PROBLEM TO SOLVE: Gather every line of the entries that includes the word "Ольга".

BEGIN ENTRIES SUPPLIED

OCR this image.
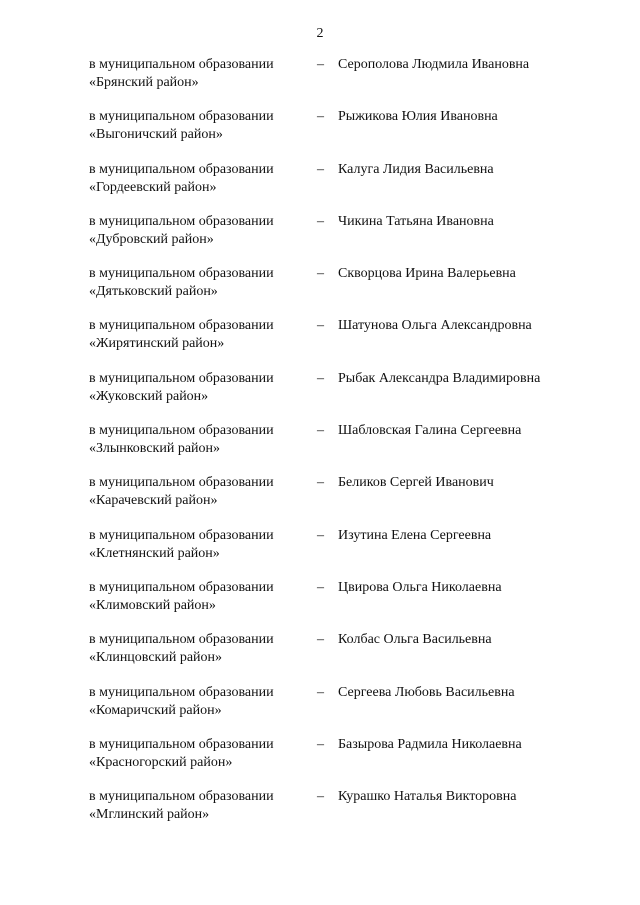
2
в муниципальном образовании
«Брянский район»
– Серополова Людмила Ивановна
в муниципальном образовании
«Выгоничский район»
– Рыжикова Юлия Ивановна
в муниципальном образовании
«Гордеевский район»
– Калуга Лидия Васильевна
в муниципальном образовании
«Дубровский район»
– Чикина Татьяна Ивановна
в муниципальном образовании
«Дятьковский район»
– Скворцова Ирина Валерьевна
в муниципальном образовании
«Жирятинский район»
– Шатунова Ольга Александровна
в муниципальном образовании
«Жуковский район»
– Рыбак Александра Владимировна
в муниципальном образовании
«Злынковский район»
– Шабловская Галина Сергеевна
в муниципальном образовании
«Карачевский район»
– Беликов Сергей Иванович
в муниципальном образовании
«Клетнянский район»
– Изутина Елена Сергеевна
в муниципальном образовании
«Климовский район»
– Цвирова Ольга Николаевна
в муниципальном образовании
«Клинцовский район»
– Колбас Ольга Васильевна
в муниципальном образовании
«Комаричский район»
– Сергеева Любовь Васильевна
в муниципальном образовании
«Красногорский район»
– Базырова Радмила Николаевна
в муниципальном образовании
«Мглинский район»
– Курашко Наталья Викторовна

END ENTRIES SUPPLIED

FULL SOLUTION:
– Шатунова Ольга Александровна
– Цвирова Ольга Николаевна
– Колбас Ольга Васильевна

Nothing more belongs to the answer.